··· EXTRAIT DU TEXTE

Chers frères et sœurs, aujourd’hui nous sommes de nouveau réunis à l’autel du Seigneur, pour célébrer à cette occasion la fête du Cœur Immaculé de Marie. Et je ferai ce sermon de la manière suivante : deux références, l’une, à la Vierge de Lujan, l’autre, à la Vierge de Fatima ; un thème central, et une application aux 7 novices qui reçoivent aujourd’hui leur habit religieux.

I. Références

Je veux faire référence à cet aspect de la Vierge de Lujan, que l’on peut voir dans l’une des parures qui l’accompagnent, comme c’est le cas des rayons (en espagnol « rayera ») , que le père Jorge María Salvaire lui a fait placer pour se distinguer des autres images de la Vierge en Argentine, à la fin du XIXe siècle. Pourquoi ? Parce que l’Image de Lujan est une Immaculée, c’est la Conception Immaculé et Pure de la Sainte Vierge.

Et la « rayera » nous rappelle cette Femme de l’Apocalypse ; car comme nous avons entendu dans la première lecture de façon très claire, il s’agit d’une Femme vêtue de soleil. Marie est la femme vêtue du soleil. María de Lujan est la femme vêtue de soleil !

Et de plus, c’est le texte que le pape Jean-Paul II a voulu choisir pour être lu comme première lecture de la messe solennelle pour la béatification de François et Jacinthe à Fatima, célébrée il y a peu de temps. Dans le même sermon, le pape a donné quelques indications sur la Vierge de Fatima comme cette femme vêtue de lumière.

II. La robe de soleil

Le texte de l’Apocalypse, riche de contenu, indique le temps merveilleux de l’attente et de l’espérance, car cette Femme vêtue de lumière est celle qui enfante un Fils. Et une sorte de rencontre cosmique s’y produit, entre personnages qui dépassent le simple niveau humain. Ce sont : la Femme, exceptionnelle, vêtue de soleil ; le Fils que la Femme revêtue de soleil enfante ; et le dragon, qui représente le serpent infernal.

Ce passage de l’Apocalypse renvoie, selon les meilleurs exégètes, à divers textes de l’Ecriture Sainte :

– au Proto-évangile de la Genèse. Là, on parle déjà de la femme : Je mettrai inimitié entre toi et la femme, entre ta lignée et la sienne (3, 15) ;

– à la “Vierge Mère”, selon la prophétie du Messie en Isaïe 7,14.

– à la Nouvelle Jérusalem, mère du peuple messianique d’Isaïe 66, 7.

– à la vision du dragon du prophète Daniel 7,7.

C’est pourquoi pour déchiffrer ce que signifie cette Femme vêtue de soleil, les éléments descriptifs sont très utiles, qui montrent que cette Femme représente aussi la Fille de Sion, le peuple saint des temps messianiques, l’Église persécutée.

······
··· LIGNES DE DONNÉES

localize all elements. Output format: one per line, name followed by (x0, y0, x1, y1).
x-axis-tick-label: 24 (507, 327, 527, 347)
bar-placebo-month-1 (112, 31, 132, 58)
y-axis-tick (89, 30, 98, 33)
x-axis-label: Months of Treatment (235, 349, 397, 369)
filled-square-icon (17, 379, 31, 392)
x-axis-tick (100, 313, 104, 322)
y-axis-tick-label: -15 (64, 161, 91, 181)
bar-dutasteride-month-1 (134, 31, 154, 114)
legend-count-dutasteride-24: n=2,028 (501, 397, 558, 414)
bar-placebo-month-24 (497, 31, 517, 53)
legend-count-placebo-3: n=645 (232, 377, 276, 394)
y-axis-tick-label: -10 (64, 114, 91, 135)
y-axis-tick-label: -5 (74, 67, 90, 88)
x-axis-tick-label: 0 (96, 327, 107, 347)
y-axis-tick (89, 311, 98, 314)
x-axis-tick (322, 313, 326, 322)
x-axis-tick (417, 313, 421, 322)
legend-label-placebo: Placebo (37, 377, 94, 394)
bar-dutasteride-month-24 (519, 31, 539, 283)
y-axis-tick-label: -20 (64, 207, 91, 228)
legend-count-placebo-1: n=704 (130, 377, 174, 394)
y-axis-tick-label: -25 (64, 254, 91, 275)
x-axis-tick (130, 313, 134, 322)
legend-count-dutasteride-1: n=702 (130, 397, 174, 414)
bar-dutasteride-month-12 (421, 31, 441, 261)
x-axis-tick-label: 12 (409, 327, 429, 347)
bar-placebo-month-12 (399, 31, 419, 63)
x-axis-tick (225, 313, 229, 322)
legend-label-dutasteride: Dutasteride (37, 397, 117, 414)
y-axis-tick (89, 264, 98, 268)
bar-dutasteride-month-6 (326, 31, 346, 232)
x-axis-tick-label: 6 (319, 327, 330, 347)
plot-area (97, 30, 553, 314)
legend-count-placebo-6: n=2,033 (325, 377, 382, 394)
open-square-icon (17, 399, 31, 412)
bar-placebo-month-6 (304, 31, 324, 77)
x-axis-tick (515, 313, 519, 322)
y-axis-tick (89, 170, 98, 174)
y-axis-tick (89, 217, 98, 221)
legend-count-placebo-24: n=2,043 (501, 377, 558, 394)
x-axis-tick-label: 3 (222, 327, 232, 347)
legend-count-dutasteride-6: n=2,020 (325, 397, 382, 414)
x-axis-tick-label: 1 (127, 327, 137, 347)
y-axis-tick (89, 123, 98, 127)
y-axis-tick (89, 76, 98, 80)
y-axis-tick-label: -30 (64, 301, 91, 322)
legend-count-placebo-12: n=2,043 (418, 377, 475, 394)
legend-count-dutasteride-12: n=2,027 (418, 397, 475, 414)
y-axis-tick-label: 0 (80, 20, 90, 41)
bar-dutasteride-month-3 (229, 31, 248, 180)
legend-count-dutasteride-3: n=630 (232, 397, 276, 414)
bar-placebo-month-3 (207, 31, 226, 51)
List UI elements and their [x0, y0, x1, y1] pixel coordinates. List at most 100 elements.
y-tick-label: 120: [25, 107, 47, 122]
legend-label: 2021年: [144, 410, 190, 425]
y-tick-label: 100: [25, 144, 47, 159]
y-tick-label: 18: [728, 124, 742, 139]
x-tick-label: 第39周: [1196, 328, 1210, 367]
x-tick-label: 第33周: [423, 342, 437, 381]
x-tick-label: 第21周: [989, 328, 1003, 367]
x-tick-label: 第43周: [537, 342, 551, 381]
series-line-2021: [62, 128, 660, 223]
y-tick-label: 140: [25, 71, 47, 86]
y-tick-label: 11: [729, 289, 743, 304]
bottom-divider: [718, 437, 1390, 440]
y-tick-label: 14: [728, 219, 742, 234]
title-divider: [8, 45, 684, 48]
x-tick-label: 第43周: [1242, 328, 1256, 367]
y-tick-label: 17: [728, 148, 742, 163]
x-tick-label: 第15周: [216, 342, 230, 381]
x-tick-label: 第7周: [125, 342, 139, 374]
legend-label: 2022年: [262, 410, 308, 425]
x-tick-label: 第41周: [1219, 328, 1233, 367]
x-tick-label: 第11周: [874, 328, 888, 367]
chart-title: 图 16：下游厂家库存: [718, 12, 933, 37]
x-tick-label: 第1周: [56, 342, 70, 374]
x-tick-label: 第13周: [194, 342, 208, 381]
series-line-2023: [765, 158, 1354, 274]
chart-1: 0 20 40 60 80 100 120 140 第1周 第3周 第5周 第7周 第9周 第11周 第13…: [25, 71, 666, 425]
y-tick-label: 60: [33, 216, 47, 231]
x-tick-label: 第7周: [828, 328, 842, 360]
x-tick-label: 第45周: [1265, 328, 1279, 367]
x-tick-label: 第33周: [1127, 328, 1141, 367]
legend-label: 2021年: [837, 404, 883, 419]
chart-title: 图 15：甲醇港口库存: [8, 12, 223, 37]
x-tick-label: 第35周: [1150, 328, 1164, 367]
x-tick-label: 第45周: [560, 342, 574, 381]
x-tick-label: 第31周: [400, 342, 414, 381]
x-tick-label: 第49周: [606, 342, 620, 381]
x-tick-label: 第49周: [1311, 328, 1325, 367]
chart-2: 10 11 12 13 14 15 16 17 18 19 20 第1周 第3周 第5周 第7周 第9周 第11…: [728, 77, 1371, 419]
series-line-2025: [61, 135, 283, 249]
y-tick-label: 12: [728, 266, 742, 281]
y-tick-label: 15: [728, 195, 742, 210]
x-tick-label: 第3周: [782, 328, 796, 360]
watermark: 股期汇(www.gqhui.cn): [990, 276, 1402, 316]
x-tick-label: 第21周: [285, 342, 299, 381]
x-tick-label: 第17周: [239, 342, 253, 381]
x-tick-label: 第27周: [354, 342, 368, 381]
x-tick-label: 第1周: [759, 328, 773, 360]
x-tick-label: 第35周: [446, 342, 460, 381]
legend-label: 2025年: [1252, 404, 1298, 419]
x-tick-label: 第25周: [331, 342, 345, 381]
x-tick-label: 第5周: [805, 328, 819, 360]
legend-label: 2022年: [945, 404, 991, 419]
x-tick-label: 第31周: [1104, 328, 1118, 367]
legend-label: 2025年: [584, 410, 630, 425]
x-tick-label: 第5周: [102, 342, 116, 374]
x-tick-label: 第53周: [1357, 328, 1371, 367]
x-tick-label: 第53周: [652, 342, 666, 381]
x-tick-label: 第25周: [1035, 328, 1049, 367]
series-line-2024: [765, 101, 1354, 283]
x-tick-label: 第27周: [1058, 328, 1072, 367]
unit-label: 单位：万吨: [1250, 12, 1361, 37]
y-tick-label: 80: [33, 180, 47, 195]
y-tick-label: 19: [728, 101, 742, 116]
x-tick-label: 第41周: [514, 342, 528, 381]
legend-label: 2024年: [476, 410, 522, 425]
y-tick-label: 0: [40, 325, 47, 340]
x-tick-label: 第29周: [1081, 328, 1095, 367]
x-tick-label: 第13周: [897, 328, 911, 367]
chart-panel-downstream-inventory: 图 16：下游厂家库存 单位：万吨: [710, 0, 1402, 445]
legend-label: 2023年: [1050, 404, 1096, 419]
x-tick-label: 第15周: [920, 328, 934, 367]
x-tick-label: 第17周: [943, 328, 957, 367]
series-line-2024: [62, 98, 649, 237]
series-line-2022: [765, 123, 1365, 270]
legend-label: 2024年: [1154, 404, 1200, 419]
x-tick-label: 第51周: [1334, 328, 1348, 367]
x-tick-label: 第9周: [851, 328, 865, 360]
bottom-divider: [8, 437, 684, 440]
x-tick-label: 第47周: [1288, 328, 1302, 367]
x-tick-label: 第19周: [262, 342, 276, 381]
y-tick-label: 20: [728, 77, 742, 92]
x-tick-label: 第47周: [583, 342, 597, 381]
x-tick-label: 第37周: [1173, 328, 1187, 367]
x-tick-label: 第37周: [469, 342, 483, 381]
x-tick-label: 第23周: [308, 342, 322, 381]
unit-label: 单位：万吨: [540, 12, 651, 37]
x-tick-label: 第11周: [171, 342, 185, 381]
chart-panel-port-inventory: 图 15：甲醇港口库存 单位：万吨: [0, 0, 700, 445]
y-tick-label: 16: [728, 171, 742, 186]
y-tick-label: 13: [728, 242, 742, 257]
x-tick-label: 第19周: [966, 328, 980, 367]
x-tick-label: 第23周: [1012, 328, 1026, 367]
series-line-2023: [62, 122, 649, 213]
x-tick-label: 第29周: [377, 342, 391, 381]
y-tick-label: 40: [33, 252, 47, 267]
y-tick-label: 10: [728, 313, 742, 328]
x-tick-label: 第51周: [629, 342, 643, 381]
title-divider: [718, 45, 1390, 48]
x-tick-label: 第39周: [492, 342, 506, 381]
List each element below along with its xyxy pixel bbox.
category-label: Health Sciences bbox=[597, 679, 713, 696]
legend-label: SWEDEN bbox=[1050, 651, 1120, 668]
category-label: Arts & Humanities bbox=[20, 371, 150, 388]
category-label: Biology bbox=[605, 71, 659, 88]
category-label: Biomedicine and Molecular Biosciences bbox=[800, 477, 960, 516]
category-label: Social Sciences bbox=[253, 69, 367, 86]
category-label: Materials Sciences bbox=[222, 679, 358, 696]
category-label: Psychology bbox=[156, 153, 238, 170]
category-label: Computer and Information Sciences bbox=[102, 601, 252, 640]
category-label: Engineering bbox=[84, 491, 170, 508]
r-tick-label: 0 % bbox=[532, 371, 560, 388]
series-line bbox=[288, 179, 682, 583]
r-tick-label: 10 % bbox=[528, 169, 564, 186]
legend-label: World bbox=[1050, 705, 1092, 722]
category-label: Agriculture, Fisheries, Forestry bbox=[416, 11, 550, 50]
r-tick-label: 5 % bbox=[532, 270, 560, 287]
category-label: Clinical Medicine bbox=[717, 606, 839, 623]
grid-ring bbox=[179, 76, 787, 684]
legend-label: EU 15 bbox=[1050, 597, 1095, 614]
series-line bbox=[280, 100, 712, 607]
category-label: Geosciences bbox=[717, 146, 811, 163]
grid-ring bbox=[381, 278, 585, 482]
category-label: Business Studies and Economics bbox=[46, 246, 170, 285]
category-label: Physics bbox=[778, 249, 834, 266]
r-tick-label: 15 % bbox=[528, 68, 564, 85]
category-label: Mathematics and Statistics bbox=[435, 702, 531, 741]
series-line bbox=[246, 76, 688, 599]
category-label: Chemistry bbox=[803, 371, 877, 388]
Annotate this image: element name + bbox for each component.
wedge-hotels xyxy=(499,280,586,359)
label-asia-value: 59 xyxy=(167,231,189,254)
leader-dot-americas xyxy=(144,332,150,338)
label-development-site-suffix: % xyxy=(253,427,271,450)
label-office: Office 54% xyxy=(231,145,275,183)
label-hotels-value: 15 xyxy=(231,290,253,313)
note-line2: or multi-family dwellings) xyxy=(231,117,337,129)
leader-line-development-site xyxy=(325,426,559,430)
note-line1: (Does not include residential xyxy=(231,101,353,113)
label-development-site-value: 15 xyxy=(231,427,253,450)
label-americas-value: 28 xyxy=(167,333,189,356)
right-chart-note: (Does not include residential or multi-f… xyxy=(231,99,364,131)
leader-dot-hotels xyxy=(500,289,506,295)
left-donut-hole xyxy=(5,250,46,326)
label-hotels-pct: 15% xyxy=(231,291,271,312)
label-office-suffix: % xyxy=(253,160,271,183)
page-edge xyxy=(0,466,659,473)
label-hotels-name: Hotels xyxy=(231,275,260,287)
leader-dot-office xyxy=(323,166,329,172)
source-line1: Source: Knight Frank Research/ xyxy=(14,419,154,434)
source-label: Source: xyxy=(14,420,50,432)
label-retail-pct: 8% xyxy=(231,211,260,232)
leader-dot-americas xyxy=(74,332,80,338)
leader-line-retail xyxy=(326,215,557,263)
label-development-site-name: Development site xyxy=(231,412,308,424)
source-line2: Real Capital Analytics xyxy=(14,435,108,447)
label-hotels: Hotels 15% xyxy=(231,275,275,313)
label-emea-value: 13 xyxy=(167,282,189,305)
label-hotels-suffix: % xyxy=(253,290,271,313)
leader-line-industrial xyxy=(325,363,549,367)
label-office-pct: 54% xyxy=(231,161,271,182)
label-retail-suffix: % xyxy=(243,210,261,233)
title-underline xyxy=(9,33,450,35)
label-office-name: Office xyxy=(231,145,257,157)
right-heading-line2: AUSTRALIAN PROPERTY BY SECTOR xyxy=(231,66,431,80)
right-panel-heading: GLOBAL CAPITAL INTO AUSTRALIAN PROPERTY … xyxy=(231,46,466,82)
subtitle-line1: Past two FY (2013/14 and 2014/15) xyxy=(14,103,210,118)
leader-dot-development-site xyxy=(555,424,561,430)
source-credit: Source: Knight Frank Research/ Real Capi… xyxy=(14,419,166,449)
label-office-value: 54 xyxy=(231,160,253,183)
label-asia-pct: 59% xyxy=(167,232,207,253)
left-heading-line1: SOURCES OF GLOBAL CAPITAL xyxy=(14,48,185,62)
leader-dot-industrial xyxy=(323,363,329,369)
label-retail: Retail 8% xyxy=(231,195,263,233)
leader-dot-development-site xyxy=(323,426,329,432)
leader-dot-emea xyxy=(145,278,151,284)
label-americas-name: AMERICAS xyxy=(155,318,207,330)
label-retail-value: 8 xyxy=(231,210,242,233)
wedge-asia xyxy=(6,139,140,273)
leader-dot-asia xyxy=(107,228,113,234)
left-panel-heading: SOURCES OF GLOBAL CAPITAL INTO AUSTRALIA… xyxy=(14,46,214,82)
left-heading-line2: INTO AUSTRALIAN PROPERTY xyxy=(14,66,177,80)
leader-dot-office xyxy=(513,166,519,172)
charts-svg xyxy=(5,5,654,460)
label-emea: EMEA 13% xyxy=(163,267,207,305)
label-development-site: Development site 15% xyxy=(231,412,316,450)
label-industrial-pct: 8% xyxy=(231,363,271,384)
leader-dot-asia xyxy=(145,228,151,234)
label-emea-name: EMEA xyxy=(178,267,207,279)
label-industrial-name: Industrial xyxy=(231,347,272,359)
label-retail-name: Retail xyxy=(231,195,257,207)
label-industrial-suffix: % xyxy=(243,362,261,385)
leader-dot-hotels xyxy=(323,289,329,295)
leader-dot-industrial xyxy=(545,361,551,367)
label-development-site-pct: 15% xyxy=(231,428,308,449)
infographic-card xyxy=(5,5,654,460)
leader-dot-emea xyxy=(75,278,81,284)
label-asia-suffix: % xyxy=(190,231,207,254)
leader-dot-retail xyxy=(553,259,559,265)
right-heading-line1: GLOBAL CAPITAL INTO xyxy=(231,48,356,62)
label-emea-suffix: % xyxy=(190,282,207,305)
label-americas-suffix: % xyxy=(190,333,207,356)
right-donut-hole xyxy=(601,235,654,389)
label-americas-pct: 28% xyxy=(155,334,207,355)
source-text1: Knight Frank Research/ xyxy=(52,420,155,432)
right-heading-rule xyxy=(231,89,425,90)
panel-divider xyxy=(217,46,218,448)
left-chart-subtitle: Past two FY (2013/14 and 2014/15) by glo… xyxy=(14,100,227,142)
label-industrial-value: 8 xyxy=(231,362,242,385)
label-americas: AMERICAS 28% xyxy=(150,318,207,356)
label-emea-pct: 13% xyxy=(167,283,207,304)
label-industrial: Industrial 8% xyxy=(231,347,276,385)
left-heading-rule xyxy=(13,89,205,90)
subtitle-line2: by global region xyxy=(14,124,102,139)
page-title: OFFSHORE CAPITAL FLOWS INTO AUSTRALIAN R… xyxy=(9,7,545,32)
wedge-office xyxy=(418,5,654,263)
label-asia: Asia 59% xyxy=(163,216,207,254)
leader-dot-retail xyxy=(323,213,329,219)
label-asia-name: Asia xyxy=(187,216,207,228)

······

Indiquez qui, d'après l'extrait du sermon, a fait placer les rayons sur l'image de la Vierge de Lujan. Ces enregistrements proviennent d'une autre source.

== CORRIGÉ DE L'EXERCICE ==
Le père Jorge María Salvaire.